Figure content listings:
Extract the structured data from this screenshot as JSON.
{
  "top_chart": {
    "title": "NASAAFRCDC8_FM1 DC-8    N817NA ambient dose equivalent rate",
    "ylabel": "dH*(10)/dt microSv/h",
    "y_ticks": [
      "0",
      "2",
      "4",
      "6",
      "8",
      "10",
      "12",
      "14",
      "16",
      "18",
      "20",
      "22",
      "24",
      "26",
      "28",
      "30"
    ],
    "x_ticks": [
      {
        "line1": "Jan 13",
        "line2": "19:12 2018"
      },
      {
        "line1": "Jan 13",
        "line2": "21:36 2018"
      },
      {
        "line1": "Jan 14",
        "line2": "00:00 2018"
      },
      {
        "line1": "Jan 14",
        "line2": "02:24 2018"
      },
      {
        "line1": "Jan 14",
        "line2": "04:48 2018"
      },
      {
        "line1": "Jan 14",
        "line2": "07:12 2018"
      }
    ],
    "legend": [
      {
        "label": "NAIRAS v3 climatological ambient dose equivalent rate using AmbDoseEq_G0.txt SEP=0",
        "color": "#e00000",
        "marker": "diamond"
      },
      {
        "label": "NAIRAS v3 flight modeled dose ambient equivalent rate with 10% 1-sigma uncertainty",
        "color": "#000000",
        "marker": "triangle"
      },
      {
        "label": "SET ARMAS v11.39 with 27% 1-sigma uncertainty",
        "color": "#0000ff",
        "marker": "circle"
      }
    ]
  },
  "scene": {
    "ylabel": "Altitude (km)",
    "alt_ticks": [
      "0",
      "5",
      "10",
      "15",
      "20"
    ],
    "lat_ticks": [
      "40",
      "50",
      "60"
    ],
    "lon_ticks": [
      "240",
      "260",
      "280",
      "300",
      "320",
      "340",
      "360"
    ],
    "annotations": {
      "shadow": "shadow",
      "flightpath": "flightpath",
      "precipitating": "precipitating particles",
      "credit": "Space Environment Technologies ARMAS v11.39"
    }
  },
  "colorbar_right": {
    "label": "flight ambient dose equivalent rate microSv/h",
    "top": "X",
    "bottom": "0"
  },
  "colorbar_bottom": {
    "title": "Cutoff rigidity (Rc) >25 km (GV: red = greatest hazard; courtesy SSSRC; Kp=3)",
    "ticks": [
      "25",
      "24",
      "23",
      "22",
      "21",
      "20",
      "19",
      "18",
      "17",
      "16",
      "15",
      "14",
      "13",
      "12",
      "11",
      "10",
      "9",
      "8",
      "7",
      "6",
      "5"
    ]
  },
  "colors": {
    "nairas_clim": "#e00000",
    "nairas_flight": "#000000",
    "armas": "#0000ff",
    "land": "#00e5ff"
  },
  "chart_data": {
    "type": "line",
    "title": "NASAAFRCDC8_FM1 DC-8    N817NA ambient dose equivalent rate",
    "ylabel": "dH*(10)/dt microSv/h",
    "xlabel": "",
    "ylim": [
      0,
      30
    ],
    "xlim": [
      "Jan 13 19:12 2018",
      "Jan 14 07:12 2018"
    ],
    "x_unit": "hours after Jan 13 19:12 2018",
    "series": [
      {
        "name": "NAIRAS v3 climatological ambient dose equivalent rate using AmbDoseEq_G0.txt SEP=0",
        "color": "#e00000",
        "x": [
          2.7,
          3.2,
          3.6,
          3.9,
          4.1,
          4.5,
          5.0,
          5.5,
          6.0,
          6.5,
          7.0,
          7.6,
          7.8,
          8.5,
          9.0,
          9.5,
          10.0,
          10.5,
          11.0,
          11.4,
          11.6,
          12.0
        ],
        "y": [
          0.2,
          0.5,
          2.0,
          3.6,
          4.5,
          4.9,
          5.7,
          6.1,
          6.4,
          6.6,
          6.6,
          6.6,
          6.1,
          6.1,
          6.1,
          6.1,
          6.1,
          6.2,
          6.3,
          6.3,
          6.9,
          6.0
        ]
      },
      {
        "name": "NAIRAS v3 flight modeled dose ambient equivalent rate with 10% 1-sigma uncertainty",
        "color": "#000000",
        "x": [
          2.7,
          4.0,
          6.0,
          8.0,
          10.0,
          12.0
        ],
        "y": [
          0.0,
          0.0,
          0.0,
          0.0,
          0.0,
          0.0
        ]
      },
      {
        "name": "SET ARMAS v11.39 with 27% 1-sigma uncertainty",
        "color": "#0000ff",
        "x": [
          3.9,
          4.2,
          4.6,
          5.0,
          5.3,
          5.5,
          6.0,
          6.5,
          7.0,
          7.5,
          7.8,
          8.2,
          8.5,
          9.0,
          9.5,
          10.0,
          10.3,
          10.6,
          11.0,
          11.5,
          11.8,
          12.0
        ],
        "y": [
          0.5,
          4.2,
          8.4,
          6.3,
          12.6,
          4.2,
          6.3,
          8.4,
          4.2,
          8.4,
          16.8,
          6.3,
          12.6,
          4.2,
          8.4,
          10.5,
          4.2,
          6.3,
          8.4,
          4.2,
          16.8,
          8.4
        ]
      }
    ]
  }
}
...
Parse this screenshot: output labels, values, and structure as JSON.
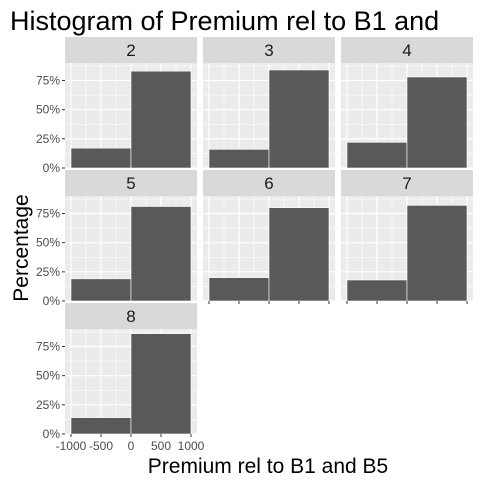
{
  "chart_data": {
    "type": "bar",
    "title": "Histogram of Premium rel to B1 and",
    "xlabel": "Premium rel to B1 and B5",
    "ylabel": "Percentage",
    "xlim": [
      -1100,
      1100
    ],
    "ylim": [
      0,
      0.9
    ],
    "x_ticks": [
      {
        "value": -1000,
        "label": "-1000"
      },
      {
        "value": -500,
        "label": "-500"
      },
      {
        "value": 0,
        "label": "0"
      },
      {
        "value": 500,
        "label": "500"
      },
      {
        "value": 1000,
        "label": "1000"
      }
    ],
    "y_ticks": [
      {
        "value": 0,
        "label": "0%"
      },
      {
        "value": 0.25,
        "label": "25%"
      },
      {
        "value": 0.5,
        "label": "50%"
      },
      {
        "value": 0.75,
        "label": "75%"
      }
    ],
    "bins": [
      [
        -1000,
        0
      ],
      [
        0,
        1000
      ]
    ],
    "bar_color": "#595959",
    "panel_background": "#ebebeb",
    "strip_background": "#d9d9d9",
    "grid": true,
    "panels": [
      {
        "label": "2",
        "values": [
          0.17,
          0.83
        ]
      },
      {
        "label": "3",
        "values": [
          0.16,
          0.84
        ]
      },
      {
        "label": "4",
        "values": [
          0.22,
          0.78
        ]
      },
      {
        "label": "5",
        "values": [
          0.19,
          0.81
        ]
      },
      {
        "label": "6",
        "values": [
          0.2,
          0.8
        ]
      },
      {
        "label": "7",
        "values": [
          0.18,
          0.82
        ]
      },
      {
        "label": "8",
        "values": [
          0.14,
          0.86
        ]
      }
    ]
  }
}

[What this task involves]
Search the entries for the word "marker", then list each line that holds it.

[Correct answer]
        "marker": "diamond"
        "marker": "triangle"
        "marker": "circle"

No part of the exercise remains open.